> _AIM OF THE EXERCISE_
Where a line of the material contains the string "county", copy that line.

> _RECORD SET_

================================

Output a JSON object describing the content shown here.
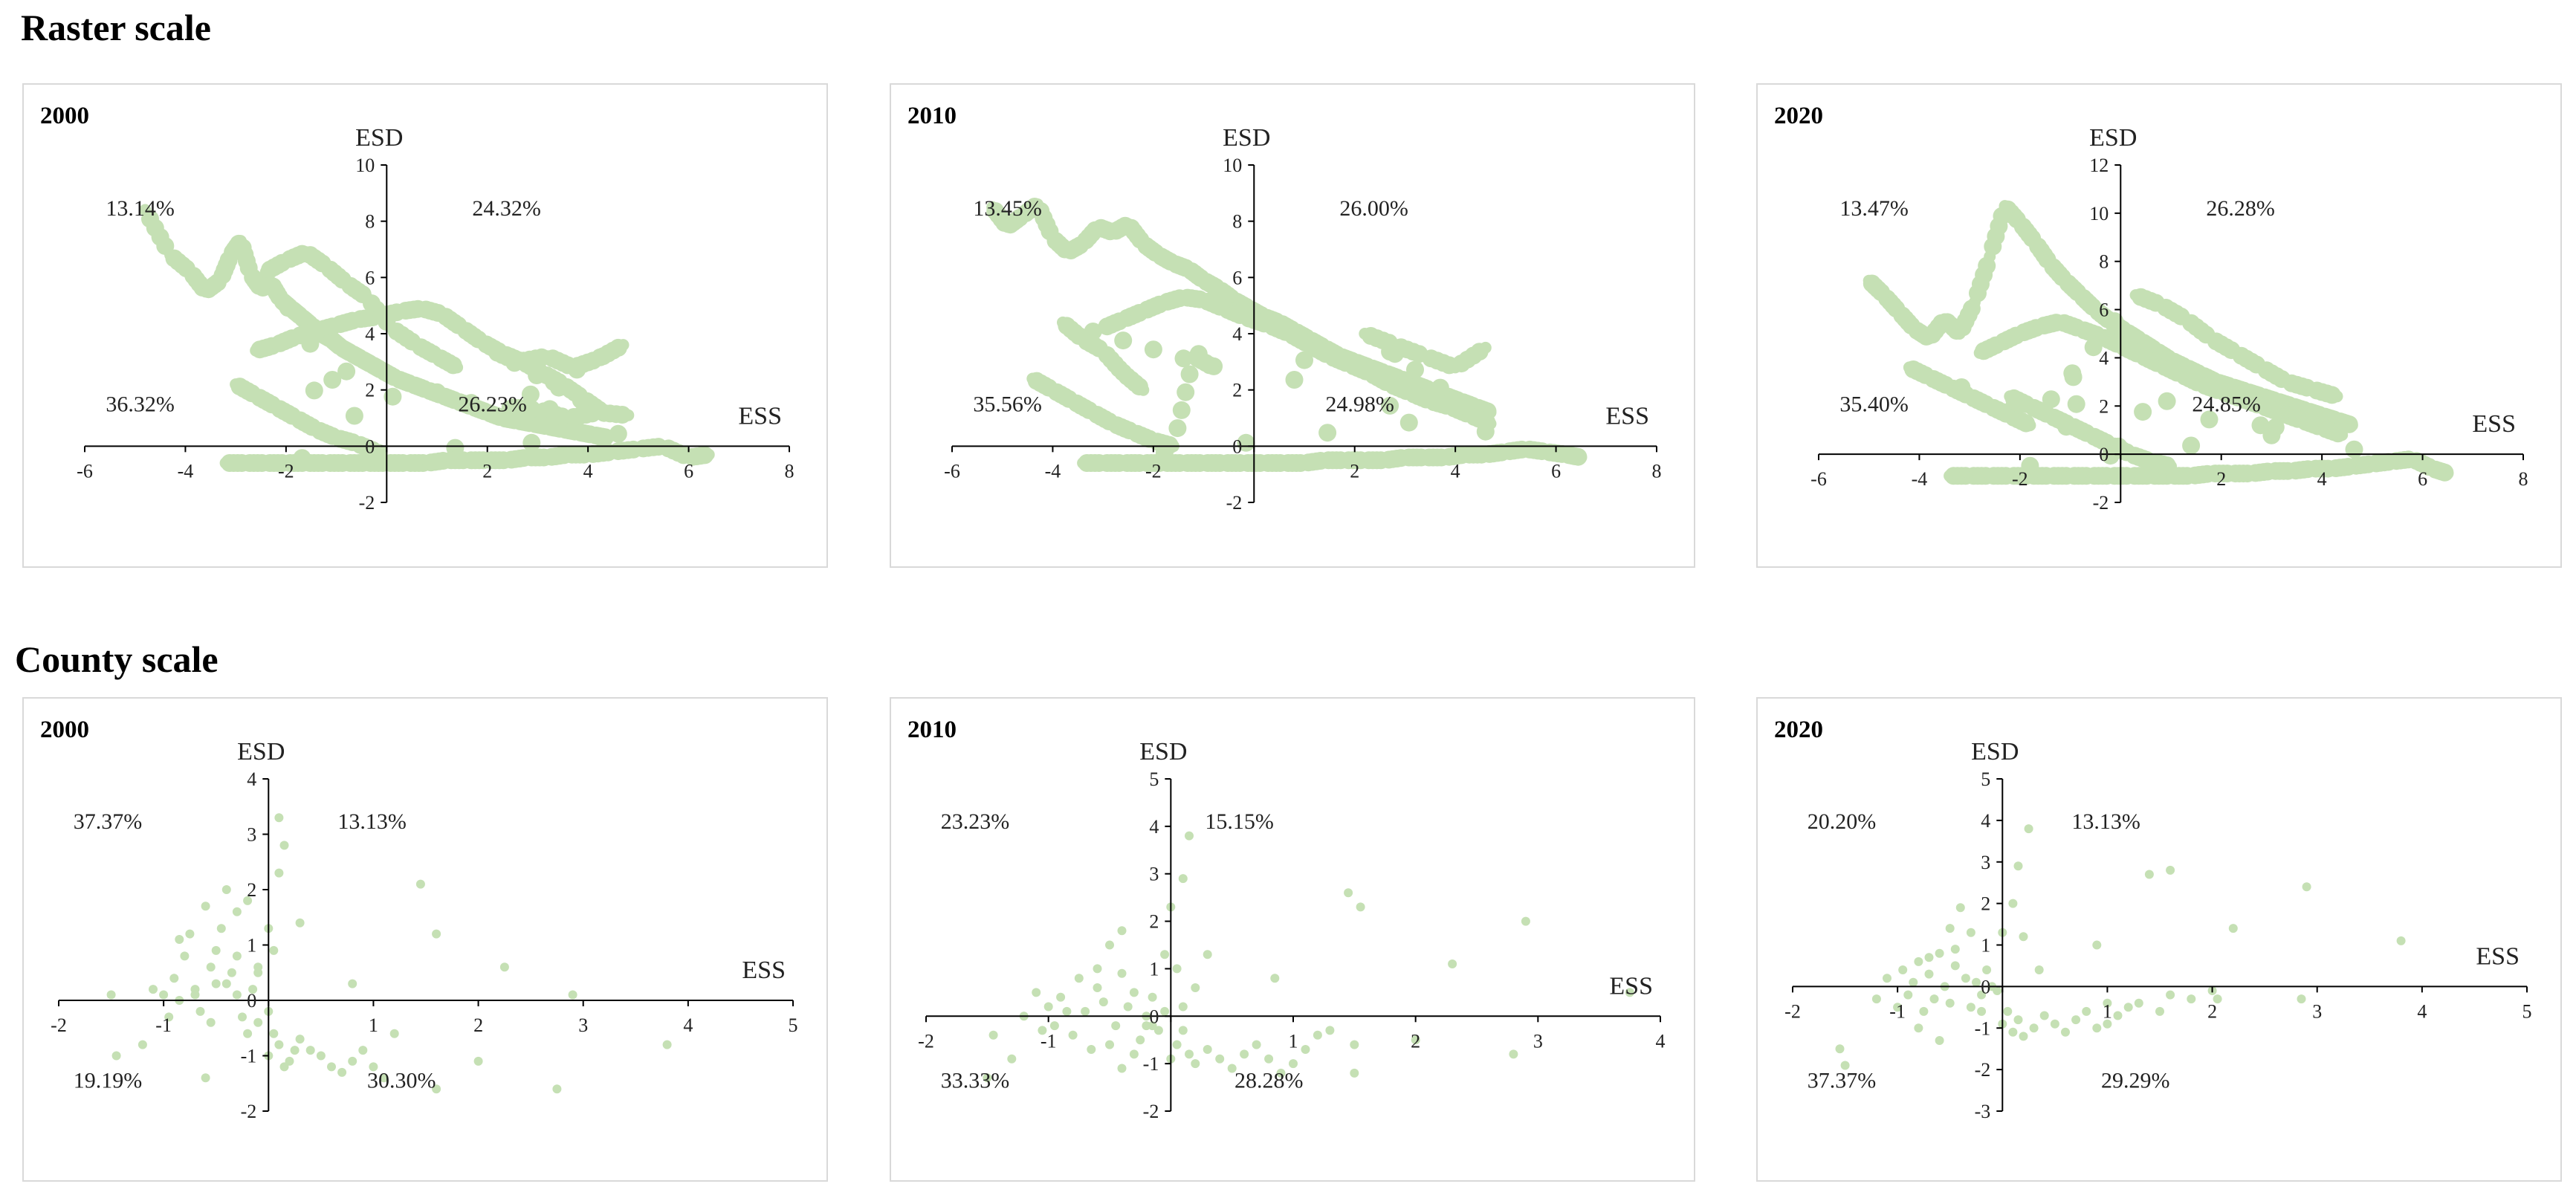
{
  "sections": {
    "raster": "Raster scale",
    "county": "County scale"
  },
  "colors": {
    "point": "#c5e0b4",
    "axis": "#000000",
    "text": "#222222",
    "border": "#d9d9d9"
  },
  "chart_data": [
    {
      "id": "raster-2000",
      "type": "scatter",
      "section": "raster",
      "year": "2000",
      "xlabel": "ESS",
      "ylabel": "ESD",
      "xlim": [
        -6,
        8
      ],
      "ylim": [
        -2,
        10
      ],
      "xticks": [
        -6,
        -4,
        -2,
        0,
        2,
        4,
        6,
        8
      ],
      "yticks": [
        -2,
        0,
        2,
        4,
        6,
        8,
        10
      ],
      "quadrant_labels": {
        "NW": "13.14%",
        "NE": "24.32%",
        "SW": "36.32%",
        "SE": "26.23%"
      },
      "x": [
        -4.8,
        -4.3,
        -3.9,
        -3.6,
        -3.3,
        -3.1,
        -2.9,
        -2.7,
        -2.5,
        -2.3,
        -2.1,
        -1.9,
        -1.7,
        -1.5,
        -1.3,
        -1.1,
        -0.9,
        -0.7,
        -0.5,
        -0.3,
        -0.1,
        0.2,
        0.5,
        0.8,
        1.1,
        1.4,
        1.7,
        2.0,
        2.3,
        2.6,
        2.9,
        3.2,
        3.5,
        3.8,
        4.1,
        4.4,
        -3.2,
        -2.8,
        -2.4,
        -2.0,
        -1.6,
        -1.2,
        -0.8,
        -0.4,
        0.0,
        0.4,
        0.8,
        1.2,
        1.6,
        2.0,
        2.4,
        2.8,
        3.2,
        3.6,
        4.0,
        4.5,
        5.0,
        5.5,
        6.0,
        6.4,
        -2.6,
        -2.2,
        -1.8,
        -1.4,
        -1.0,
        -0.6,
        -0.2,
        0.3,
        0.7,
        1.1,
        1.5,
        1.9,
        2.3,
        2.7,
        3.1,
        3.5,
        3.9,
        4.3,
        2.1,
        2.6,
        3.2,
        3.7,
        4.2,
        4.7,
        2.4,
        3.0,
        3.6,
        4.2,
        4.8,
        -3.0,
        -2.6,
        -2.2,
        -1.8,
        -1.4,
        -1.0,
        -0.6,
        -0.2,
        -2.4,
        -2.0,
        -1.6,
        -1.2,
        -0.8,
        -0.4,
        0.1,
        0.6,
        1.0,
        1.4
      ],
      "y": [
        8.4,
        6.8,
        6.2,
        5.5,
        5.9,
        6.8,
        7.3,
        6.1,
        5.6,
        5.8,
        5.2,
        4.9,
        4.6,
        4.3,
        4.0,
        3.8,
        3.5,
        3.3,
        3.1,
        2.9,
        2.7,
        2.4,
        2.2,
        2.0,
        1.8,
        1.6,
        1.4,
        1.2,
        1.0,
        0.9,
        0.8,
        0.7,
        0.6,
        0.5,
        0.4,
        0.3,
        -0.6,
        -0.6,
        -0.6,
        -0.6,
        -0.6,
        -0.6,
        -0.6,
        -0.6,
        -0.6,
        -0.6,
        -0.6,
        -0.5,
        -0.5,
        -0.5,
        -0.5,
        -0.4,
        -0.4,
        -0.3,
        -0.3,
        -0.2,
        -0.1,
        0.0,
        -0.4,
        -0.3,
        3.4,
        3.6,
        3.9,
        4.1,
        4.3,
        4.5,
        4.6,
        4.8,
        4.9,
        4.7,
        4.2,
        3.7,
        3.3,
        3.0,
        2.6,
        2.2,
        1.7,
        1.2,
        3.4,
        3.0,
        3.2,
        2.8,
        3.1,
        3.6,
        1.4,
        1.3,
        1.0,
        1.2,
        1.1,
        2.2,
        1.8,
        1.4,
        1.0,
        0.6,
        0.3,
        0.1,
        -0.2,
        6.2,
        6.6,
        6.9,
        6.4,
        5.8,
        5.3,
        4.2,
        3.6,
        3.2,
        2.8
      ]
    },
    {
      "id": "raster-2010",
      "type": "scatter",
      "section": "raster",
      "year": "2010",
      "xlabel": "ESS",
      "ylabel": "ESD",
      "xlim": [
        -6,
        8
      ],
      "ylim": [
        -2,
        10
      ],
      "xticks": [
        -6,
        -4,
        -2,
        0,
        2,
        4,
        6,
        8
      ],
      "yticks": [
        -2,
        0,
        2,
        4,
        6,
        8,
        10
      ],
      "quadrant_labels": {
        "NW": "13.45%",
        "NE": "26.00%",
        "SW": "35.56%",
        "SE": "24.98%"
      },
      "x": [
        -5.2,
        -4.9,
        -4.6,
        -4.3,
        -4.0,
        -3.7,
        -3.4,
        -3.1,
        -2.8,
        -2.5,
        -2.2,
        -1.9,
        -1.6,
        -1.3,
        -1.0,
        -0.7,
        -0.4,
        -0.1,
        0.2,
        0.5,
        0.8,
        1.1,
        1.4,
        1.7,
        2.0,
        2.3,
        2.6,
        2.9,
        3.2,
        3.5,
        3.8,
        4.1,
        4.4,
        4.7,
        -3.4,
        -3.0,
        -2.6,
        -2.2,
        -1.8,
        -1.4,
        -1.0,
        -0.6,
        -0.2,
        0.2,
        0.6,
        1.0,
        1.4,
        1.8,
        2.2,
        2.6,
        3.0,
        3.4,
        3.8,
        4.2,
        4.6,
        5.0,
        5.4,
        5.8,
        6.2,
        6.5,
        -3.0,
        -2.6,
        -2.2,
        -1.8,
        -1.4,
        -1.0,
        -0.6,
        -0.2,
        0.3,
        0.7,
        1.1,
        1.5,
        1.9,
        2.3,
        2.7,
        3.1,
        3.5,
        3.9,
        4.3,
        4.7,
        2.2,
        2.8,
        3.4,
        4.0,
        4.6,
        -4.4,
        -4.0,
        -3.6,
        -3.2,
        -2.8,
        -2.4,
        -2.0,
        -1.6,
        -1.2,
        -0.8,
        -3.8,
        -3.4,
        -3.0,
        -2.6,
        -2.2
      ],
      "y": [
        8.5,
        7.8,
        8.2,
        8.6,
        7.4,
        6.9,
        7.2,
        7.8,
        7.6,
        7.9,
        7.2,
        6.8,
        6.5,
        6.3,
        5.9,
        5.6,
        5.2,
        4.9,
        4.6,
        4.4,
        4.1,
        3.8,
        3.5,
        3.2,
        3.0,
        2.8,
        2.6,
        2.4,
        2.2,
        2.0,
        1.8,
        1.6,
        1.4,
        1.2,
        -0.6,
        -0.6,
        -0.6,
        -0.6,
        -0.6,
        -0.6,
        -0.6,
        -0.6,
        -0.6,
        -0.6,
        -0.6,
        -0.6,
        -0.5,
        -0.5,
        -0.5,
        -0.5,
        -0.4,
        -0.4,
        -0.4,
        -0.3,
        -0.3,
        -0.2,
        -0.1,
        -0.2,
        -0.3,
        -0.4,
        4.2,
        4.5,
        4.8,
        5.1,
        5.3,
        5.2,
        4.9,
        4.6,
        4.3,
        4.0,
        3.6,
        3.2,
        2.9,
        2.6,
        2.2,
        1.9,
        1.6,
        1.4,
        1.1,
        0.8,
        4.0,
        3.6,
        3.2,
        2.8,
        3.5,
        2.4,
        2.0,
        1.6,
        1.2,
        0.8,
        0.5,
        0.2,
        0.0,
        3.2,
        2.8,
        4.4,
        3.8,
        3.4,
        2.6,
        2.0
      ]
    },
    {
      "id": "raster-2020",
      "type": "scatter",
      "section": "raster",
      "year": "2020",
      "xlabel": "ESS",
      "ylabel": "ESD",
      "xlim": [
        -6,
        8
      ],
      "ylim": [
        -2,
        12
      ],
      "xticks": [
        -6,
        -4,
        -2,
        0,
        2,
        4,
        6,
        8
      ],
      "yticks": [
        -2,
        0,
        2,
        4,
        6,
        8,
        10,
        12
      ],
      "quadrant_labels": {
        "NW": "13.47%",
        "NE": "26.28%",
        "SW": "35.40%",
        "SE": "24.85%"
      },
      "x": [
        -5.0,
        -4.7,
        -4.4,
        -4.1,
        -3.8,
        -3.5,
        -3.2,
        -2.9,
        -2.6,
        -2.3,
        -2.0,
        -1.7,
        -1.4,
        -1.1,
        -0.8,
        -0.5,
        -0.2,
        0.1,
        0.4,
        0.7,
        1.0,
        1.3,
        1.6,
        1.9,
        2.2,
        2.5,
        2.8,
        3.1,
        3.4,
        3.7,
        4.0,
        4.3,
        4.6,
        -3.4,
        -3.0,
        -2.6,
        -2.2,
        -1.8,
        -1.4,
        -1.0,
        -0.6,
        -0.2,
        0.2,
        0.6,
        1.0,
        1.4,
        1.8,
        2.2,
        2.6,
        3.0,
        3.4,
        3.8,
        4.2,
        4.6,
        5.0,
        5.4,
        5.8,
        6.2,
        6.5,
        -2.8,
        -2.4,
        -2.0,
        -1.6,
        -1.2,
        -0.8,
        -0.4,
        0.0,
        0.4,
        0.8,
        1.2,
        1.6,
        2.0,
        2.4,
        2.8,
        3.2,
        3.6,
        4.0,
        4.4,
        -2.2,
        -1.8,
        -1.4,
        -1.0,
        -0.6,
        -0.2,
        0.2,
        0.6,
        1.0,
        -4.2,
        -3.8,
        -3.4,
        -3.0,
        -2.6,
        -2.2,
        -1.8,
        0.3,
        0.8,
        1.3,
        1.8,
        2.3,
        2.8,
        3.3,
        3.8,
        4.3
      ],
      "y": [
        7.2,
        6.6,
        5.9,
        5.2,
        4.8,
        5.6,
        5.0,
        6.3,
        8.2,
        10.3,
        9.6,
        8.8,
        7.9,
        7.2,
        6.6,
        6.0,
        5.5,
        5.1,
        4.7,
        4.3,
        3.9,
        3.6,
        3.3,
        3.0,
        2.8,
        2.6,
        2.4,
        2.2,
        2.0,
        1.8,
        1.6,
        1.4,
        1.2,
        -0.9,
        -0.9,
        -0.9,
        -0.9,
        -0.9,
        -0.9,
        -0.9,
        -0.9,
        -0.9,
        -0.9,
        -0.9,
        -0.9,
        -0.9,
        -0.8,
        -0.8,
        -0.8,
        -0.7,
        -0.7,
        -0.6,
        -0.6,
        -0.5,
        -0.4,
        -0.3,
        -0.2,
        -0.6,
        -0.8,
        4.2,
        4.6,
        5.0,
        5.3,
        5.5,
        5.2,
        4.9,
        4.5,
        4.1,
        3.7,
        3.3,
        2.9,
        2.6,
        2.3,
        2.0,
        1.7,
        1.4,
        1.1,
        0.8,
        2.4,
        2.0,
        1.6,
        1.2,
        0.8,
        0.4,
        0.0,
        -0.3,
        -0.5,
        3.6,
        3.2,
        2.8,
        2.4,
        2.0,
        1.6,
        1.2,
        6.6,
        6.2,
        5.6,
        4.8,
        4.2,
        3.6,
        3.0,
        2.7,
        2.4
      ]
    },
    {
      "id": "county-2000",
      "type": "scatter",
      "section": "county",
      "year": "2000",
      "xlabel": "ESS",
      "ylabel": "ESD",
      "xlim": [
        -2,
        5
      ],
      "ylim": [
        -2,
        4
      ],
      "xticks": [
        -2,
        -1,
        0,
        1,
        2,
        3,
        4,
        5
      ],
      "yticks": [
        -2,
        -1,
        0,
        1,
        2,
        3,
        4
      ],
      "quadrant_labels": {
        "NW": "37.37%",
        "NE": "13.13%",
        "SW": "19.19%",
        "SE": "30.30%"
      },
      "x": [
        -1.5,
        -1.45,
        -1.2,
        -1.1,
        -1.0,
        -0.95,
        -0.9,
        -0.85,
        -0.8,
        -0.75,
        -0.7,
        -0.65,
        -0.6,
        -0.55,
        -0.5,
        -0.45,
        -0.4,
        -0.35,
        -0.3,
        -0.25,
        -0.2,
        -0.15,
        -0.1,
        -0.85,
        -0.7,
        -0.55,
        -0.4,
        -0.3,
        -0.2,
        -0.1,
        0.0,
        0.05,
        0.1,
        0.15,
        0.2,
        0.25,
        0.3,
        0.4,
        0.5,
        0.6,
        0.7,
        0.8,
        0.9,
        1.0,
        1.1,
        1.2,
        0.1,
        0.15,
        0.1,
        0.0,
        0.05,
        0.3,
        0.8,
        1.45,
        1.6,
        1.6,
        2.25,
        2.0,
        2.75,
        2.9,
        3.8,
        0.0,
        -0.1,
        -0.3,
        -0.5,
        -0.6
      ],
      "y": [
        0.1,
        -1.0,
        -0.8,
        0.2,
        0.1,
        -0.3,
        0.4,
        0.0,
        0.8,
        1.2,
        0.2,
        -0.2,
        1.7,
        0.6,
        0.3,
        1.3,
        2.0,
        0.5,
        0.1,
        -0.3,
        -0.6,
        0.2,
        0.5,
        1.1,
        0.1,
        -0.4,
        0.3,
        0.8,
        1.8,
        -0.4,
        -1.0,
        -0.6,
        -0.8,
        -1.2,
        -1.1,
        -0.9,
        -0.7,
        -0.9,
        -1.0,
        -1.2,
        -1.3,
        -1.1,
        -0.9,
        -1.2,
        -1.4,
        -0.6,
        3.3,
        2.8,
        2.3,
        1.3,
        0.9,
        1.4,
        0.3,
        2.1,
        1.2,
        -1.6,
        0.6,
        -1.1,
        -1.6,
        0.1,
        -0.8,
        -0.2,
        0.6,
        1.6,
        0.9,
        -1.4
      ]
    },
    {
      "id": "county-2010",
      "type": "scatter",
      "section": "county",
      "year": "2010",
      "xlabel": "ESS",
      "ylabel": "ESD",
      "xlim": [
        -2,
        4
      ],
      "ylim": [
        -2,
        5
      ],
      "xticks": [
        -2,
        -1,
        0,
        1,
        2,
        3,
        4
      ],
      "yticks": [
        -2,
        -1,
        0,
        1,
        2,
        3,
        4,
        5
      ],
      "quadrant_labels": {
        "NW": "23.23%",
        "NE": "15.15%",
        "SW": "33.33%",
        "SE": "28.28%"
      },
      "x": [
        -1.5,
        -1.45,
        -1.3,
        -1.2,
        -1.1,
        -1.05,
        -1.0,
        -0.95,
        -0.9,
        -0.85,
        -0.8,
        -0.75,
        -0.7,
        -0.65,
        -0.6,
        -0.55,
        -0.5,
        -0.45,
        -0.4,
        -0.35,
        -0.3,
        -0.25,
        -0.2,
        -0.15,
        -0.1,
        -0.05,
        -0.6,
        -0.5,
        -0.4,
        -0.3,
        -0.15,
        0.0,
        0.05,
        0.1,
        0.15,
        0.2,
        0.3,
        0.4,
        0.5,
        0.6,
        0.7,
        0.8,
        0.9,
        1.0,
        1.1,
        1.2,
        1.3,
        1.5,
        0.15,
        0.1,
        0.0,
        -0.05,
        0.05,
        0.2,
        0.3,
        0.85,
        1.45,
        1.55,
        2.3,
        2.9,
        3.75,
        1.5,
        2.0,
        2.8,
        0.1,
        -0.2,
        -0.4
      ],
      "y": [
        -1.3,
        -0.4,
        -0.9,
        0.0,
        0.5,
        -0.3,
        0.2,
        -0.2,
        0.4,
        0.1,
        -0.4,
        0.8,
        0.1,
        -0.7,
        0.6,
        0.3,
        1.5,
        -0.2,
        0.9,
        0.2,
        0.5,
        -0.5,
        0.0,
        0.4,
        -0.3,
        0.1,
        1.0,
        -0.6,
        1.8,
        -0.8,
        -0.2,
        -0.9,
        -0.6,
        -0.3,
        -0.8,
        -1.0,
        -0.7,
        -0.9,
        -1.1,
        -0.8,
        -0.6,
        -0.9,
        -1.2,
        -1.0,
        -0.7,
        -0.4,
        -0.3,
        -0.6,
        3.8,
        2.9,
        2.3,
        1.3,
        1.0,
        0.6,
        1.3,
        0.8,
        2.6,
        2.3,
        1.1,
        2.0,
        0.5,
        -1.2,
        -0.5,
        -0.8,
        0.2,
        -0.2,
        -1.1
      ]
    },
    {
      "id": "county-2020",
      "type": "scatter",
      "section": "county",
      "year": "2020",
      "xlabel": "ESS",
      "ylabel": "ESD",
      "xlim": [
        -2,
        5
      ],
      "ylim": [
        -3,
        5
      ],
      "xticks": [
        -2,
        -1,
        0,
        1,
        2,
        3,
        4,
        5
      ],
      "yticks": [
        -3,
        -2,
        -1,
        0,
        1,
        2,
        3,
        4,
        5
      ],
      "quadrant_labels": {
        "NW": "20.20%",
        "NE": "13.13%",
        "SW": "37.37%",
        "SE": "29.29%"
      },
      "x": [
        -1.55,
        -1.5,
        -1.2,
        -1.1,
        -1.0,
        -0.95,
        -0.9,
        -0.85,
        -0.8,
        -0.75,
        -0.7,
        -0.65,
        -0.6,
        -0.55,
        -0.5,
        -0.45,
        -0.4,
        -0.35,
        -0.3,
        -0.25,
        -0.2,
        -0.15,
        -0.1,
        -0.05,
        -0.8,
        -0.6,
        -0.45,
        -0.3,
        -0.2,
        0.0,
        0.05,
        0.1,
        0.15,
        0.2,
        0.3,
        0.4,
        0.5,
        0.6,
        0.7,
        0.8,
        0.9,
        1.0,
        1.1,
        1.2,
        1.3,
        1.5,
        1.8,
        2.0,
        0.25,
        0.15,
        0.1,
        0.0,
        0.2,
        0.35,
        0.9,
        1.4,
        1.6,
        2.2,
        2.9,
        3.8,
        1.0,
        1.6,
        2.05,
        2.85,
        -0.5,
        -0.7
      ],
      "y": [
        -1.5,
        -1.9,
        -0.3,
        0.2,
        -0.5,
        0.4,
        -0.2,
        0.1,
        0.6,
        -0.6,
        0.3,
        -0.3,
        0.8,
        0.0,
        -0.4,
        0.5,
        1.9,
        0.2,
        -0.5,
        0.1,
        -0.2,
        0.4,
        0.0,
        -0.1,
        -1.0,
        -1.3,
        0.9,
        1.3,
        -0.6,
        -0.9,
        -0.6,
        -1.1,
        -0.8,
        -1.2,
        -1.0,
        -0.7,
        -0.9,
        -1.1,
        -0.8,
        -0.6,
        -1.0,
        -0.9,
        -0.7,
        -0.5,
        -0.4,
        -0.6,
        -0.3,
        -0.1,
        3.8,
        2.9,
        2.0,
        1.3,
        1.2,
        0.4,
        1.0,
        2.7,
        2.8,
        1.4,
        2.4,
        1.1,
        -0.4,
        -0.2,
        -0.3,
        -0.3,
        1.4,
        0.7
      ]
    }
  ]
}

================================

> _EXERCISE RESPONSE_
    "county": "County scale"
      "id": "county-2000",
      "section": "county",
      "id": "county-2010",
      "section": "county",
      "id": "county-2020",
      "section": "county",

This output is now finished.